EXERCISE TEXT:
Patients were required to have adequate organ function as defined by the following factors: absolute neutrophil count ≥ 1.5 × 109/L, hemoglobin ≥ 9.0 g/dL, platelets > 100 × 109/L (have not received hematopoietic growth factors, transfusion of blood and blood products ≥ 1 week prior to meeting the eligibility criteria), serum creatinine ≤ 1.5 mg/dL or calculated creatinine clearance ≥ 60 mL/min using the Cockcroft and Gault formula, bilirubin ≤ 1.5 × upper limit of normal (ULN), alanine aminotransferase (ALT) ≤ 3 × ULN, aspartate aminotransferase (AST) ≤ 3 × ULN), PT/INR ≤ 1.5 × ULN, aPTT ≤ 1.5 × ULN.
Patients were excluded for the following reasons: neuroendocrine tumors of the pancreas, brain metastases, prior therapy for stage IV PDAC, known human immunodeficiency virus (HIV) infection, and major surgery <4 weeks prior to the first treatment. In addition, patients with serious or unstable concomitant systemic disorder incompatible with the study such as active infection, arterial thrombosis, and symptomatic pulmonary embolism were ineligible as were patients with any disorder that would significantly compromise protocol compliance.
2.2. Procedures
Nab‐paclitaxel 125 mg/m2 and gemcitabine 1000 mg/m2 were administered on Days 1, 8, and 15 of every 28‐day cycle. Tarextumab or placebo was dosed at 15 mg/kg and administered on Days 1 and 15 of every 28‐day cycle. On days when tarextumab, nab‐paclitaxel and gemcitabine were given, tarextumab was administered first, then nab‐paclitaxel followed by gemcitabine. All agents were dosed until either disease progression or limiting toxicity occurred.
2.3. Statistical analyses
Overall survival was the primary efficacy endpoint of this study and was defined as the time from randomization until death. The hazard in the control arm was 0.09 (median 8 months) and hazard in the tarextumab arm 0.07 (median 10 months). No treatment cross‐over was permitted in the study. The Kaplan‐Meier method was used to estimate both the survival curves and the median survival time. The 95% confidence intervals for median survival times and P‐value for treatment effect were generated using a stratified Cox proportional hazards model.

RECORDED INFORMATION:
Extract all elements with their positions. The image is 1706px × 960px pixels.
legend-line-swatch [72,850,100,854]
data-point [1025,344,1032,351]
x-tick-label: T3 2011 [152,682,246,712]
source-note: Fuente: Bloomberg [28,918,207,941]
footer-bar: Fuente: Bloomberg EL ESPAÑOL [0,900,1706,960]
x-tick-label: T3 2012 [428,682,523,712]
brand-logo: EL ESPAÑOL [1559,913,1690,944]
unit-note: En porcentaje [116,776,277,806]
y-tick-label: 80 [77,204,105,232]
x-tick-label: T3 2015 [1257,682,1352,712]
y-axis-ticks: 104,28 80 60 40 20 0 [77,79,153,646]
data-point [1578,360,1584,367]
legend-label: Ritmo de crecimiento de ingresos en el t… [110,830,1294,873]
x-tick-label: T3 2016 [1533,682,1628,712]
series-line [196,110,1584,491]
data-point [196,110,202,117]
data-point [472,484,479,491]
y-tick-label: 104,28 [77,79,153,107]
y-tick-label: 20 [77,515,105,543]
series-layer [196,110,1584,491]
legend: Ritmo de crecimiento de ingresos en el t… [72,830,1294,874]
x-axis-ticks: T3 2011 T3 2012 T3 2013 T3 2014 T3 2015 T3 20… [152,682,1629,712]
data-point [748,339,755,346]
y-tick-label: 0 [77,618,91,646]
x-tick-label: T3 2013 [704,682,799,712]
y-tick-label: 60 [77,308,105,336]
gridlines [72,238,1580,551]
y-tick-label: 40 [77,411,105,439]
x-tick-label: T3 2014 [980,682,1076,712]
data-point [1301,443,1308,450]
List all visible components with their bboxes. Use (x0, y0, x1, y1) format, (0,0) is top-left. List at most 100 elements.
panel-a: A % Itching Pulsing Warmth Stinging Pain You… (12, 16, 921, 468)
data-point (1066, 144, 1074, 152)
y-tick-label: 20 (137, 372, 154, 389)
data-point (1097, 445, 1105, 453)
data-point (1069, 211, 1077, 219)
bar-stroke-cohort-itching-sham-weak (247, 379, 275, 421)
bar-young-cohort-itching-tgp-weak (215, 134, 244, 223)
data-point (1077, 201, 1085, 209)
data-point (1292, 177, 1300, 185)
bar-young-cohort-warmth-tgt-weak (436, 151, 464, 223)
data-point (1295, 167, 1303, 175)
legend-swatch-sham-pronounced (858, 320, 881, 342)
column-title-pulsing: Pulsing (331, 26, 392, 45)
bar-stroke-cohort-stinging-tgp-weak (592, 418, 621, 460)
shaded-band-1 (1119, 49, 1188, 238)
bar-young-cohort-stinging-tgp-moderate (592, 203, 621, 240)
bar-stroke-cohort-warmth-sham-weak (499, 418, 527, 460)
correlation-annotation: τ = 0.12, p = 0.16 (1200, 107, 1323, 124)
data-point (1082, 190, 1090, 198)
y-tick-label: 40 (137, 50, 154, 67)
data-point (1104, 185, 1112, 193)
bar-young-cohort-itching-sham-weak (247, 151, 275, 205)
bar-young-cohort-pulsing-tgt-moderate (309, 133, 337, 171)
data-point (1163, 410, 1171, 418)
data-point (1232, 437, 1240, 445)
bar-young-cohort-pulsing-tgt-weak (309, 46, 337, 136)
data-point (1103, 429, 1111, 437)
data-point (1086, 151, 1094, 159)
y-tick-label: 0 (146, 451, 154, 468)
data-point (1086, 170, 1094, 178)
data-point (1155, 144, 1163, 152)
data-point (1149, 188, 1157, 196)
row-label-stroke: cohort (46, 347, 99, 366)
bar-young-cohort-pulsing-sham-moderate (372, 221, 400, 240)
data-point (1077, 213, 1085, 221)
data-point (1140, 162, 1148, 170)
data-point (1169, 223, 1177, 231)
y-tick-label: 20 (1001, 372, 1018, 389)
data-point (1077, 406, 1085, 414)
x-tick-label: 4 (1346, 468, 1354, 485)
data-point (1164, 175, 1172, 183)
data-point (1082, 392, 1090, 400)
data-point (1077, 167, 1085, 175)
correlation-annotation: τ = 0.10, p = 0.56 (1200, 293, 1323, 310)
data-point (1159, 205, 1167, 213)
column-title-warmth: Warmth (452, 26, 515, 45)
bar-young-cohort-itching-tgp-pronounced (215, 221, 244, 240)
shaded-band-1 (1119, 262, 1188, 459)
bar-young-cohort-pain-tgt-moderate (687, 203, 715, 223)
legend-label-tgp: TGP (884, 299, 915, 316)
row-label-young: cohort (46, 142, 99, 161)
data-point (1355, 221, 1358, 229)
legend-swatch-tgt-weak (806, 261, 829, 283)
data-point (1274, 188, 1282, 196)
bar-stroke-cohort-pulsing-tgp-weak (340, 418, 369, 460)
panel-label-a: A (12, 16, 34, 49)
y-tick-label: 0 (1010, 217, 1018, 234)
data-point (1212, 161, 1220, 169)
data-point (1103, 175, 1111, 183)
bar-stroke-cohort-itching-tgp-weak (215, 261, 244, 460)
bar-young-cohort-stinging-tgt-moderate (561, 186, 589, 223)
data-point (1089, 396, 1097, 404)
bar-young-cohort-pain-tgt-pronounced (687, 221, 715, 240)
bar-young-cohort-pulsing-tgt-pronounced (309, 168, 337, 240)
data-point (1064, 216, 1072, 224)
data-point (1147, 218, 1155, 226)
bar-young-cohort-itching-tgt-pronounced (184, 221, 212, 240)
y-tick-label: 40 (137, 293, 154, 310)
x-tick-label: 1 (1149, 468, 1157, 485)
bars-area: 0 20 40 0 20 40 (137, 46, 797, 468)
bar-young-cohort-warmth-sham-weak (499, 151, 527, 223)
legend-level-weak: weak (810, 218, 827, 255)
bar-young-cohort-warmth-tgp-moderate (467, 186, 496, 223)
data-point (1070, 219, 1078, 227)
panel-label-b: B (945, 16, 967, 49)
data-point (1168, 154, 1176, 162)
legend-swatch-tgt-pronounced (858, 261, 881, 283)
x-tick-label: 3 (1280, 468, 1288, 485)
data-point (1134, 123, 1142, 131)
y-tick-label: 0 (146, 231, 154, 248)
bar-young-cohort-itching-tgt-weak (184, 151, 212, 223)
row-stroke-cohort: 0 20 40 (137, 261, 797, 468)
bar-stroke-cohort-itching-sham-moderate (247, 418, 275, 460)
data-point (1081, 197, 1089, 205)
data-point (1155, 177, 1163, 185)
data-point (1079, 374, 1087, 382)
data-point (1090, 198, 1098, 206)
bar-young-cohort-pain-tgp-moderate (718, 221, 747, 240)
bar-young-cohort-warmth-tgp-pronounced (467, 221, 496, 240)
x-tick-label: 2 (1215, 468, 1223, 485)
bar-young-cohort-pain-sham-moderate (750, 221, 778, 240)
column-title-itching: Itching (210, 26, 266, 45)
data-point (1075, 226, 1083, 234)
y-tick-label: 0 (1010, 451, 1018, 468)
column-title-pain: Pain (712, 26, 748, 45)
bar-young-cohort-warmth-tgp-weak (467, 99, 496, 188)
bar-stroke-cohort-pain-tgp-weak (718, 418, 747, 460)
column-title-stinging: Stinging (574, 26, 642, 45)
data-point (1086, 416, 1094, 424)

TASK REQUIREMENTS: Print the stretch of the clinical trial text from "Patients were excluded" through "compromise protocol compliance.", word for word.

ANSWER TO THE EXERCISE:
Patients were excluded for the following reasons: neuroendocrine tumors of the pancreas, brain metastases, prior therapy for stage IV PDAC, known human immunodeficiency virus (HIV) infection, and major surgery <4 weeks prior to the first treatment. In addition, patients with serious or unstable concomitant systemic disorder incompatible with the study such as active infection, arterial thrombosis, and symptomatic pulmonary embolism were ineligible as were patients with any disorder that would significantly compromise protocol compliance.